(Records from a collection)

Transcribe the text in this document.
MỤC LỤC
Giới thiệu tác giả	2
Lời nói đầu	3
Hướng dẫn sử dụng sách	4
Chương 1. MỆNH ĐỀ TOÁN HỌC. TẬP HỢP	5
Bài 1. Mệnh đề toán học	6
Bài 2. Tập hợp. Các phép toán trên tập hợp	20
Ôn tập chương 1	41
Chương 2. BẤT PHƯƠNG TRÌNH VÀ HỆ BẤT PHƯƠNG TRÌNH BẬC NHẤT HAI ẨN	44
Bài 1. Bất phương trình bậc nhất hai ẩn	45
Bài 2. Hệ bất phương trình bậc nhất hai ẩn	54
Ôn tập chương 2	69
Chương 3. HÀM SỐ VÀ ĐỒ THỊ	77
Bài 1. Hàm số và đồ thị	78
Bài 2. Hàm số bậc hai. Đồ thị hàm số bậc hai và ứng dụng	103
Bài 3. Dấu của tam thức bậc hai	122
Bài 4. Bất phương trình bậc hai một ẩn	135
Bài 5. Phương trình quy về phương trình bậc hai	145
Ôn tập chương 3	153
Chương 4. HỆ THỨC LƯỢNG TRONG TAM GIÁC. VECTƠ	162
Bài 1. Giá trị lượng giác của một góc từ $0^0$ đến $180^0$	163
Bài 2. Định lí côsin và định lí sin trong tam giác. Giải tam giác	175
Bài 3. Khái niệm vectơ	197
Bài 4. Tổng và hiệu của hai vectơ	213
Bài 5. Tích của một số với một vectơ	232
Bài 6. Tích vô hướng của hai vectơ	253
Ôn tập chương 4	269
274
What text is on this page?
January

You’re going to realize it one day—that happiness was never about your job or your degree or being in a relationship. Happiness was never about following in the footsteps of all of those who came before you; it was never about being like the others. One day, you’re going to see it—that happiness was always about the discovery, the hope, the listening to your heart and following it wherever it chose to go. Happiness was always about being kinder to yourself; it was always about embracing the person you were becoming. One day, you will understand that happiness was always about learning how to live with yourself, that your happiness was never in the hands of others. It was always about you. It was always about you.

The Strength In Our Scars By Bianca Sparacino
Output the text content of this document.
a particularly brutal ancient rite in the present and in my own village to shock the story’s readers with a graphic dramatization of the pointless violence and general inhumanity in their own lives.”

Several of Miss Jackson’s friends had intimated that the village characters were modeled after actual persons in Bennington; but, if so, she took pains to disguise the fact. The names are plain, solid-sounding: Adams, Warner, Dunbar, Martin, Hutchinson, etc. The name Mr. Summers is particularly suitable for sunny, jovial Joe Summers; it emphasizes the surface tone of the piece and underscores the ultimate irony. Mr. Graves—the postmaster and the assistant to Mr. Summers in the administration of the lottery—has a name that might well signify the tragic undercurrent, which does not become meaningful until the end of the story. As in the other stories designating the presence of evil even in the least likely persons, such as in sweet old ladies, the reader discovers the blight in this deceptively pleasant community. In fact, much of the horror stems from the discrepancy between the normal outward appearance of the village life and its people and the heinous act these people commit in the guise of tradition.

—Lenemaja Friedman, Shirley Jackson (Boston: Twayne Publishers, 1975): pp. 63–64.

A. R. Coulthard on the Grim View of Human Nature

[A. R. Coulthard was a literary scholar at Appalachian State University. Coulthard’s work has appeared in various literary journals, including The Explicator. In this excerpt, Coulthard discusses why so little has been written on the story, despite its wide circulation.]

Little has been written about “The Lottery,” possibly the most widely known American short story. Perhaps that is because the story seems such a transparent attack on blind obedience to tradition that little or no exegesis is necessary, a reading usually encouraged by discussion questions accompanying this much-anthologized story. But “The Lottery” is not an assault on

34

● **GIVEN EXERCISE**
Search the data for the string "Tích". List each line that has it.

● **RESPONSE FOR THIS EXERCISE**
Bài 5. Tích của một số với một vectơ	232
Bài 6. Tích vô hướng của hai vectơ	253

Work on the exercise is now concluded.